Data excerpts ->
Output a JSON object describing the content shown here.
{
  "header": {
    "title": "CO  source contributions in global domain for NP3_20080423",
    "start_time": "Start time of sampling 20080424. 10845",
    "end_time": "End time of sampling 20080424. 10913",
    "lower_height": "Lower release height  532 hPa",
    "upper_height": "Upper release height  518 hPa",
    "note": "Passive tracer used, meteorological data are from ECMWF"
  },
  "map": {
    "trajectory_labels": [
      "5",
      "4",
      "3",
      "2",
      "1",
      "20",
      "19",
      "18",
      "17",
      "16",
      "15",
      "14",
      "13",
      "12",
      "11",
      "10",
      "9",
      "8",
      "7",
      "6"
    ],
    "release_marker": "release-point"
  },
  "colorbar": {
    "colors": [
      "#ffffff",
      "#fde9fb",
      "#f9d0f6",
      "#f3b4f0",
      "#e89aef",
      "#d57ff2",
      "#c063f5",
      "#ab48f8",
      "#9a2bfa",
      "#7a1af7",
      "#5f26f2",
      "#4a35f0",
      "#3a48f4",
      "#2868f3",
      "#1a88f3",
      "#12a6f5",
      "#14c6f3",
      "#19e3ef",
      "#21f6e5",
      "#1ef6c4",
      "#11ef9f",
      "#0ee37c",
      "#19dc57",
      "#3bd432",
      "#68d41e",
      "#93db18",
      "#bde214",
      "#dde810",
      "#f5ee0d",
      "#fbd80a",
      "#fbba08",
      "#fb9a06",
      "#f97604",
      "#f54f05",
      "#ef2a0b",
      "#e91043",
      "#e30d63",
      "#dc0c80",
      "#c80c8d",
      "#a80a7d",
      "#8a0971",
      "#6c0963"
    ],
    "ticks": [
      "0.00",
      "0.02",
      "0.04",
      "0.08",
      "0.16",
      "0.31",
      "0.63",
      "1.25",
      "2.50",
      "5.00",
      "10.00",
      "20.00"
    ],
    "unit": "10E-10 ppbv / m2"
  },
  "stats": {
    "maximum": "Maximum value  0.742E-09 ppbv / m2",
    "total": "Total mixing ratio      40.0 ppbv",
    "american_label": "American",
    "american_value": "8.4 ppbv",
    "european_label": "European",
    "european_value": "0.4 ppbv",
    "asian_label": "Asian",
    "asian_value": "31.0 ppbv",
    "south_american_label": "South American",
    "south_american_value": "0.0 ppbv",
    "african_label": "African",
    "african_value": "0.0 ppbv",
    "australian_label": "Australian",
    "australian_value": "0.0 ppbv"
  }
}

Task goal ->
Please give back all of the records exactly as written.

Correct output ->
Output a JSON object describing the content shown here.
{
  "header": {
    "title": "CO  source contributions in global domain for NP3_20080423",
    "start_time": "Start time of sampling 20080424. 10845",
    "end_time": "End time of sampling 20080424. 10913",
    "lower_height": "Lower release height  532 hPa",
    "upper_height": "Upper release height  518 hPa",
    "note": "Passive tracer used, meteorological data are from ECMWF"
  },
  "map": {
    "trajectory_labels": [
      "5",
      "4",
      "3",
      "2",
      "1",
      "20",
      "19",
      "18",
      "17",
      "16",
      "15",
      "14",
      "13",
      "12",
      "11",
      "10",
      "9",
      "8",
      "7",
      "6"
    ],
    "release_marker": "release-point"
  },
  "colorbar": {
    "colors": [
      "#ffffff",
      "#fde9fb",
      "#f9d0f6",
      "#f3b4f0",
      "#e89aef",
      "#d57ff2",
      "#c063f5",
      "#ab48f8",
      "#9a2bfa",
      "#7a1af7",
      "#5f26f2",
      "#4a35f0",
      "#3a48f4",
      "#2868f3",
      "#1a88f3",
      "#12a6f5",
      "#14c6f3",
      "#19e3ef",
      "#21f6e5",
      "#1ef6c4",
      "#11ef9f",
      "#0ee37c",
      "#19dc57",
      "#3bd432",
      "#68d41e",
      "#93db18",
      "#bde214",
      "#dde810",
      "#f5ee0d",
      "#fbd80a",
      "#fbba08",
      "#fb9a06",
      "#f97604",
      "#f54f05",
      "#ef2a0b",
      "#e91043",
      "#e30d63",
      "#dc0c80",
      "#c80c8d",
      "#a80a7d",
      "#8a0971",
      "#6c0963"
    ],
    "ticks": [
      "0.00",
      "0.02",
      "0.04",
      "0.08",
      "0.16",
      "0.31",
      "0.63",
      "1.25",
      "2.50",
      "5.00",
      "10.00",
      "20.00"
    ],
    "unit": "10E-10 ppbv / m2"
  },
  "stats": {
    "maximum": "Maximum value  0.742E-09 ppbv / m2",
    "total": "Total mixing ratio      40.0 ppbv",
    "american_label": "American",
    "american_value": "8.4 ppbv",
    "european_label": "European",
    "european_value": "0.4 ppbv",
    "asian_label": "Asian",
    "asian_value": "31.0 ppbv",
    "south_american_label": "South American",
    "south_american_value": "0.0 ppbv",
    "african_label": "African",
    "african_value": "0.0 ppbv",
    "australian_label": "Australian",
    "australian_value": "0.0 ppbv"
  }
}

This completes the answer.